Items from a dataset
▶
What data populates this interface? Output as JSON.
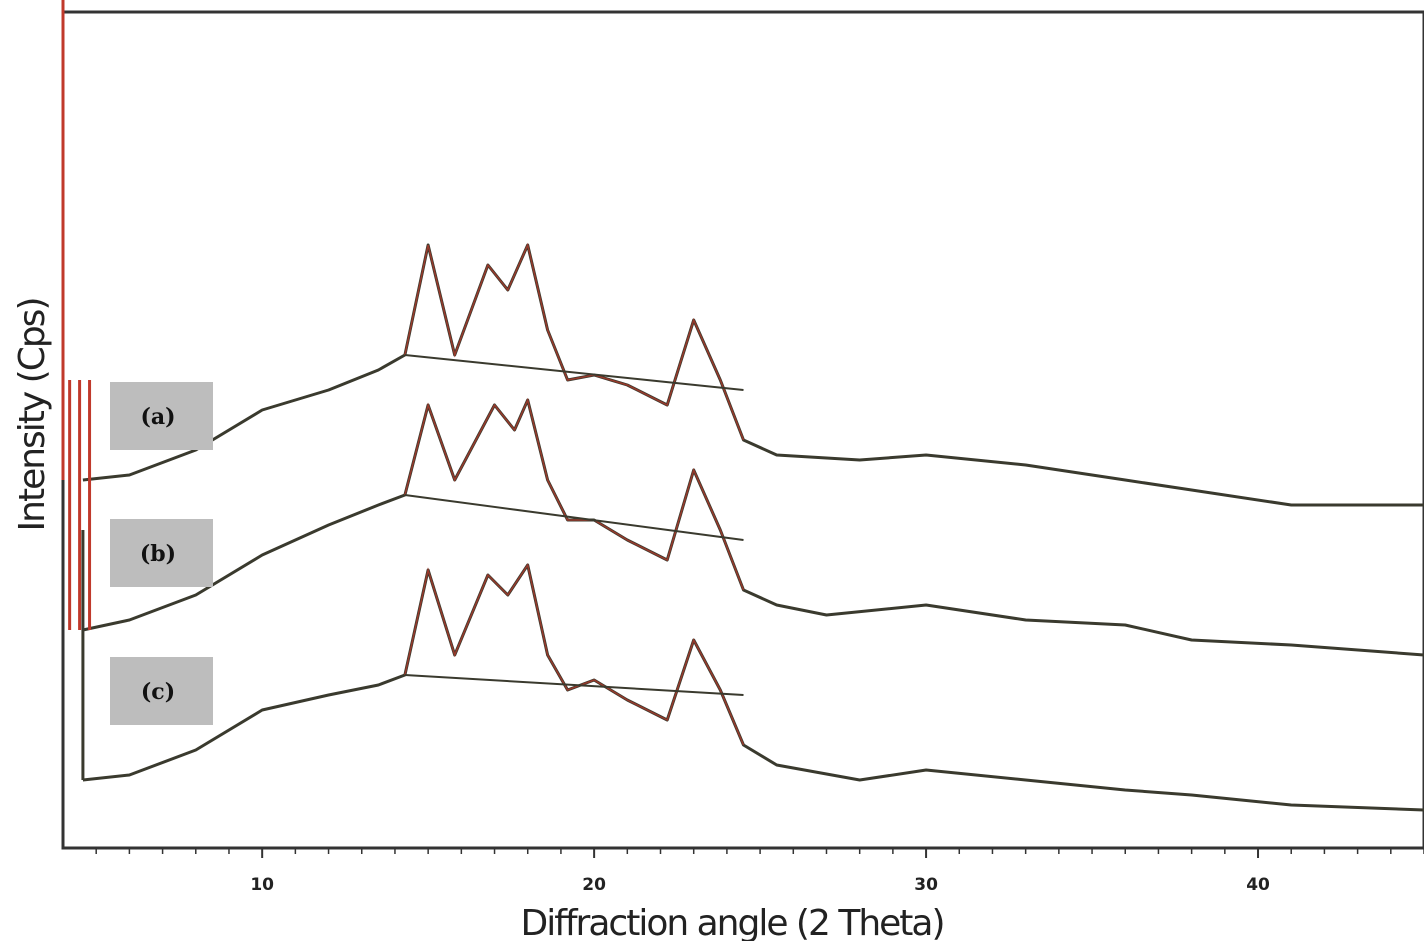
{
  "chart_data": {
    "type": "line",
    "title": "",
    "xlabel": "Diffraction angle (2 Theta)",
    "ylabel": "Intensity (Cps)",
    "xlim": [
      4,
      45
    ],
    "x_ticks": [
      10,
      20,
      30,
      40
    ],
    "grid": false,
    "colors": {
      "trace": "#3a3a2e",
      "peak": "#c0392b",
      "label_box": "#bdbdbd"
    },
    "series": [
      {
        "label": "(a)",
        "offset": 0.3,
        "points": [
          [
            4.6,
            0.0
          ],
          [
            6,
            0.01
          ],
          [
            8,
            0.06
          ],
          [
            10,
            0.14
          ],
          [
            12,
            0.18
          ],
          [
            13.5,
            0.22
          ],
          [
            14.3,
            0.25
          ],
          [
            15,
            0.47
          ],
          [
            15.8,
            0.25
          ],
          [
            16.8,
            0.43
          ],
          [
            17.4,
            0.38
          ],
          [
            18,
            0.47
          ],
          [
            18.6,
            0.3
          ],
          [
            19.2,
            0.2
          ],
          [
            20,
            0.21
          ],
          [
            21,
            0.19
          ],
          [
            22.2,
            0.15
          ],
          [
            23,
            0.32
          ],
          [
            23.8,
            0.2
          ],
          [
            24.5,
            0.08
          ],
          [
            25.5,
            0.05
          ],
          [
            28,
            0.04
          ],
          [
            30,
            0.05
          ],
          [
            33,
            0.03
          ],
          [
            36,
            0.0
          ],
          [
            38,
            -0.02
          ],
          [
            41,
            -0.05
          ],
          [
            45,
            -0.05
          ]
        ],
        "spike_x": 4.0,
        "spike_height": 2.22
      },
      {
        "label": "(b)",
        "offset": 0.0,
        "points": [
          [
            4.6,
            0.0
          ],
          [
            6,
            0.02
          ],
          [
            8,
            0.07
          ],
          [
            10,
            0.15
          ],
          [
            12,
            0.21
          ],
          [
            13.5,
            0.25
          ],
          [
            14.3,
            0.27
          ],
          [
            15,
            0.45
          ],
          [
            15.8,
            0.3
          ],
          [
            17,
            0.45
          ],
          [
            17.6,
            0.4
          ],
          [
            18,
            0.46
          ],
          [
            18.6,
            0.3
          ],
          [
            19.2,
            0.22
          ],
          [
            20,
            0.22
          ],
          [
            21,
            0.18
          ],
          [
            22.2,
            0.14
          ],
          [
            23,
            0.32
          ],
          [
            23.8,
            0.2
          ],
          [
            24.5,
            0.08
          ],
          [
            25.5,
            0.05
          ],
          [
            27,
            0.03
          ],
          [
            30,
            0.05
          ],
          [
            33,
            0.02
          ],
          [
            36,
            0.01
          ],
          [
            38,
            -0.02
          ],
          [
            41,
            -0.03
          ],
          [
            45,
            -0.05
          ]
        ],
        "spike_x": [
          4.2,
          4.5,
          4.8
        ],
        "spike_height": 0.5
      },
      {
        "label": "(c)",
        "offset": -0.3,
        "points": [
          [
            4.6,
            0.0
          ],
          [
            6,
            0.01
          ],
          [
            8,
            0.06
          ],
          [
            10,
            0.14
          ],
          [
            12,
            0.17
          ],
          [
            13.5,
            0.19
          ],
          [
            14.3,
            0.21
          ],
          [
            15,
            0.42
          ],
          [
            15.8,
            0.25
          ],
          [
            16.8,
            0.41
          ],
          [
            17.4,
            0.37
          ],
          [
            18,
            0.43
          ],
          [
            18.6,
            0.25
          ],
          [
            19.2,
            0.18
          ],
          [
            20,
            0.2
          ],
          [
            21,
            0.16
          ],
          [
            22.2,
            0.12
          ],
          [
            23,
            0.28
          ],
          [
            23.8,
            0.18
          ],
          [
            24.5,
            0.07
          ],
          [
            25.5,
            0.03
          ],
          [
            28,
            0.0
          ],
          [
            30,
            0.02
          ],
          [
            33,
            0.0
          ],
          [
            36,
            -0.02
          ],
          [
            38,
            -0.03
          ],
          [
            41,
            -0.05
          ],
          [
            45,
            -0.06
          ]
        ],
        "spike_x": 4.6,
        "spike_height": 0.5
      }
    ]
  }
}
◀
> Your goal
Output the records above exactly; leave out the pictures.

> Task answer
What data populates this interface? Output as JSON.
{
  "chart_data": {
    "type": "line",
    "title": "",
    "xlabel": "Diffraction angle (2 Theta)",
    "ylabel": "Intensity (Cps)",
    "xlim": [
      4,
      45
    ],
    "x_ticks": [
      10,
      20,
      30,
      40
    ],
    "grid": false,
    "colors": {
      "trace": "#3a3a2e",
      "peak": "#c0392b",
      "label_box": "#bdbdbd"
    },
    "series": [
      {
        "label": "(a)",
        "offset": 0.3,
        "points": [
          [
            4.6,
            0.0
          ],
          [
            6,
            0.01
          ],
          [
            8,
            0.06
          ],
          [
            10,
            0.14
          ],
          [
            12,
            0.18
          ],
          [
            13.5,
            0.22
          ],
          [
            14.3,
            0.25
          ],
          [
            15,
            0.47
          ],
          [
            15.8,
            0.25
          ],
          [
            16.8,
            0.43
          ],
          [
            17.4,
            0.38
          ],
          [
            18,
            0.47
          ],
          [
            18.6,
            0.3
          ],
          [
            19.2,
            0.2
          ],
          [
            20,
            0.21
          ],
          [
            21,
            0.19
          ],
          [
            22.2,
            0.15
          ],
          [
            23,
            0.32
          ],
          [
            23.8,
            0.2
          ],
          [
            24.5,
            0.08
          ],
          [
            25.5,
            0.05
          ],
          [
            28,
            0.04
          ],
          [
            30,
            0.05
          ],
          [
            33,
            0.03
          ],
          [
            36,
            0.0
          ],
          [
            38,
            -0.02
          ],
          [
            41,
            -0.05
          ],
          [
            45,
            -0.05
          ]
        ],
        "spike_x": 4.0,
        "spike_height": 2.22
      },
      {
        "label": "(b)",
        "offset": 0.0,
        "points": [
          [
            4.6,
            0.0
          ],
          [
            6,
            0.02
          ],
          [
            8,
            0.07
          ],
          [
            10,
            0.15
          ],
          [
            12,
            0.21
          ],
          [
            13.5,
            0.25
          ],
          [
            14.3,
            0.27
          ],
          [
            15,
            0.45
          ],
          [
            15.8,
            0.3
          ],
          [
            17,
            0.45
          ],
          [
            17.6,
            0.4
          ],
          [
            18,
            0.46
          ],
          [
            18.6,
            0.3
          ],
          [
            19.2,
            0.22
          ],
          [
            20,
            0.22
          ],
          [
            21,
            0.18
          ],
          [
            22.2,
            0.14
          ],
          [
            23,
            0.32
          ],
          [
            23.8,
            0.2
          ],
          [
            24.5,
            0.08
          ],
          [
            25.5,
            0.05
          ],
          [
            27,
            0.03
          ],
          [
            30,
            0.05
          ],
          [
            33,
            0.02
          ],
          [
            36,
            0.01
          ],
          [
            38,
            -0.02
          ],
          [
            41,
            -0.03
          ],
          [
            45,
            -0.05
          ]
        ],
        "spike_x": [
          4.2,
          4.5,
          4.8
        ],
        "spike_height": 0.5
      },
      {
        "label": "(c)",
        "offset": -0.3,
        "points": [
          [
            4.6,
            0.0
          ],
          [
            6,
            0.01
          ],
          [
            8,
            0.06
          ],
          [
            10,
            0.14
          ],
          [
            12,
            0.17
          ],
          [
            13.5,
            0.19
          ],
          [
            14.3,
            0.21
          ],
          [
            15,
            0.42
          ],
          [
            15.8,
            0.25
          ],
          [
            16.8,
            0.41
          ],
          [
            17.4,
            0.37
          ],
          [
            18,
            0.43
          ],
          [
            18.6,
            0.25
          ],
          [
            19.2,
            0.18
          ],
          [
            20,
            0.2
          ],
          [
            21,
            0.16
          ],
          [
            22.2,
            0.12
          ],
          [
            23,
            0.28
          ],
          [
            23.8,
            0.18
          ],
          [
            24.5,
            0.07
          ],
          [
            25.5,
            0.03
          ],
          [
            28,
            0.0
          ],
          [
            30,
            0.02
          ],
          [
            33,
            0.0
          ],
          [
            36,
            -0.02
          ],
          [
            38,
            -0.03
          ],
          [
            41,
            -0.05
          ],
          [
            45,
            -0.06
          ]
        ],
        "spike_x": 4.6,
        "spike_height": 0.5
      }
    ]
  }
}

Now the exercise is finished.